- **TASK REQUIREMENTS**:
Select and reproduce each line of the listing below that bears the string "name".

[start]

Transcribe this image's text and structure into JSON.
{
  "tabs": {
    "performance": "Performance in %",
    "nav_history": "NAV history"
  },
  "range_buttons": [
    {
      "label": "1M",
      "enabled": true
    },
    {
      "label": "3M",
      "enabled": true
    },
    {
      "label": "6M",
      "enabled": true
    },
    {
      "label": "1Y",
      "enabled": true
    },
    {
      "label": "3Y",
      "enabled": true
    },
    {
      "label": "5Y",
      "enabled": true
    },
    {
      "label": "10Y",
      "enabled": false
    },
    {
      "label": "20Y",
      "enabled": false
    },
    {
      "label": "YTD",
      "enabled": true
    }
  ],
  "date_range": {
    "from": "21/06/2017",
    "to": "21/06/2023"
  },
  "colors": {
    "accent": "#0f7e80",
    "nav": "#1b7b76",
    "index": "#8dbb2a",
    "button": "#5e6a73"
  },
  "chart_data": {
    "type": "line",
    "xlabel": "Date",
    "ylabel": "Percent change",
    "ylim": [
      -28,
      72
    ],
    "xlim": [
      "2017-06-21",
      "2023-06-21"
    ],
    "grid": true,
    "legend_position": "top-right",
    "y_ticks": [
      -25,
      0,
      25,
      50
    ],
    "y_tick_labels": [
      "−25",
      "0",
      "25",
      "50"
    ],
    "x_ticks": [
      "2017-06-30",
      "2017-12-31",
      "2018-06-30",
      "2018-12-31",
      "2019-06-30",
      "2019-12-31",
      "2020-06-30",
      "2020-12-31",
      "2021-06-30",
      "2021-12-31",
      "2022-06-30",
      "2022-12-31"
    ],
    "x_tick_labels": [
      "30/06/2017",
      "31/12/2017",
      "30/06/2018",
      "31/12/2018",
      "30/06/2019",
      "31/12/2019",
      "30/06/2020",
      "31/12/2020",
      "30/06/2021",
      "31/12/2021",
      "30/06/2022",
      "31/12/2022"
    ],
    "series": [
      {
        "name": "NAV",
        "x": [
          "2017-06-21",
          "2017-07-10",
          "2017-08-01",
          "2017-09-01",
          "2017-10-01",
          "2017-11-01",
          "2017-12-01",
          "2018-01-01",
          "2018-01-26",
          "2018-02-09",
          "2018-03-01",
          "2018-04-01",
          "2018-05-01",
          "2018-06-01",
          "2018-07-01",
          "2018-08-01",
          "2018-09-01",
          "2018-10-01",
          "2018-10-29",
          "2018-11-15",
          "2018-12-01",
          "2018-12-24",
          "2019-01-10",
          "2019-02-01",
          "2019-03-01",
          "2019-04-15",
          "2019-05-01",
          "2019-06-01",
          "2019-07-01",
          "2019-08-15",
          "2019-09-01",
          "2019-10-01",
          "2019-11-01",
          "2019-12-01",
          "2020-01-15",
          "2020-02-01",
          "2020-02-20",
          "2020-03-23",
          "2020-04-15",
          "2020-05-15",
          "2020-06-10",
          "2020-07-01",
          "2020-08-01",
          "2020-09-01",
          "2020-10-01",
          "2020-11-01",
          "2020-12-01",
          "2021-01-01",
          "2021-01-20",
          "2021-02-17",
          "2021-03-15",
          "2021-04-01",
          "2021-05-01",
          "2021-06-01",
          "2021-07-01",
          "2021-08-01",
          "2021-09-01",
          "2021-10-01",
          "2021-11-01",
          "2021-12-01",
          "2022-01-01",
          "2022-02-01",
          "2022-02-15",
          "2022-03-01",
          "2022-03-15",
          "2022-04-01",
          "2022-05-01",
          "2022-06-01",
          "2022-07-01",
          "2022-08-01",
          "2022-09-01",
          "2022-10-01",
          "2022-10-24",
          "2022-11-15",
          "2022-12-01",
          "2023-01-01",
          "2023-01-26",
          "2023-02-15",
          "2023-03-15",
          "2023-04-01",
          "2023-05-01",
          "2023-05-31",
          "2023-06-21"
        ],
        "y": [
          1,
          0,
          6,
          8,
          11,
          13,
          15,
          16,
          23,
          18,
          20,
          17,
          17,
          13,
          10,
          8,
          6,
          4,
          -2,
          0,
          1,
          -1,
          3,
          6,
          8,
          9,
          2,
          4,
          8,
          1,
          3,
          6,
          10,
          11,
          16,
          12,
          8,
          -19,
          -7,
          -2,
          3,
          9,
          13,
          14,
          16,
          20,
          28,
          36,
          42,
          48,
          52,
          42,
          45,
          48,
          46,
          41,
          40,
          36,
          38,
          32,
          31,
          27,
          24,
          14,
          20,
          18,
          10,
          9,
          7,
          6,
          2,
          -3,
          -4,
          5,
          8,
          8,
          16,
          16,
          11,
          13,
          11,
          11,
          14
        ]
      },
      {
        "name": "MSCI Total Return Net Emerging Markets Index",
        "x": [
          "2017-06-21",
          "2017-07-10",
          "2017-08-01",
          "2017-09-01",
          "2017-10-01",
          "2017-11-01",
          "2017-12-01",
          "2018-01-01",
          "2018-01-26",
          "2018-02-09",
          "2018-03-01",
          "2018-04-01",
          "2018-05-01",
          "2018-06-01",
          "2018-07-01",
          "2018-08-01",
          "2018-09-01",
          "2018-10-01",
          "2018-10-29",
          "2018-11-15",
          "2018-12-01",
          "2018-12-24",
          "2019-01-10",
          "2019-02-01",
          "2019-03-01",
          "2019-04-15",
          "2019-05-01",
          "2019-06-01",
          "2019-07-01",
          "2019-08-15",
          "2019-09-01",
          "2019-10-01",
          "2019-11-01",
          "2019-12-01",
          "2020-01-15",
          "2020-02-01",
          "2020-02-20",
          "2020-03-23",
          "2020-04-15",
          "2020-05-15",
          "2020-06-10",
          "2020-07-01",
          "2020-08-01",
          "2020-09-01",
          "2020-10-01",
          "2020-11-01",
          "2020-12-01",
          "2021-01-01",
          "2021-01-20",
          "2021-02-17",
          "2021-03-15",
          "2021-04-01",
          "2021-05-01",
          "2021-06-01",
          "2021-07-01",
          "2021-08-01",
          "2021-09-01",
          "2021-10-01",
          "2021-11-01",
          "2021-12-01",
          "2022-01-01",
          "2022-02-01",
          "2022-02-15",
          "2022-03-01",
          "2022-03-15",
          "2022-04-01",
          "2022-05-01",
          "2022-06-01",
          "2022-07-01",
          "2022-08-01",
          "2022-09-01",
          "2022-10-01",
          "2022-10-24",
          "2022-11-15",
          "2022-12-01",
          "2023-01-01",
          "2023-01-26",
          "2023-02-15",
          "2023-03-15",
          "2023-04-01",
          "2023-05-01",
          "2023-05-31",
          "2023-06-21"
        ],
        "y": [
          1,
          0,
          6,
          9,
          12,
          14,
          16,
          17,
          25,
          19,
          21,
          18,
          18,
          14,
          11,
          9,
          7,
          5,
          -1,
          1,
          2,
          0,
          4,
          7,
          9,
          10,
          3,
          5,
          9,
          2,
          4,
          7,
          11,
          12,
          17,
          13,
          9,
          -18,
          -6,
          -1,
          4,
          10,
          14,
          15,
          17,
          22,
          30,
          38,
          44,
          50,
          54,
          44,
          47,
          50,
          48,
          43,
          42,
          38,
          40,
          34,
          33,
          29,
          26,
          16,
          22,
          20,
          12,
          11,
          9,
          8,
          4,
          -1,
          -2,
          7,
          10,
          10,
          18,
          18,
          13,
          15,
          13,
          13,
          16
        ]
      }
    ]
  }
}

[end]

- **EXERCISE OUTPUT**:
        "name": "NAV",
        "name": "MSCI Total Return Net Emerging Markets Index",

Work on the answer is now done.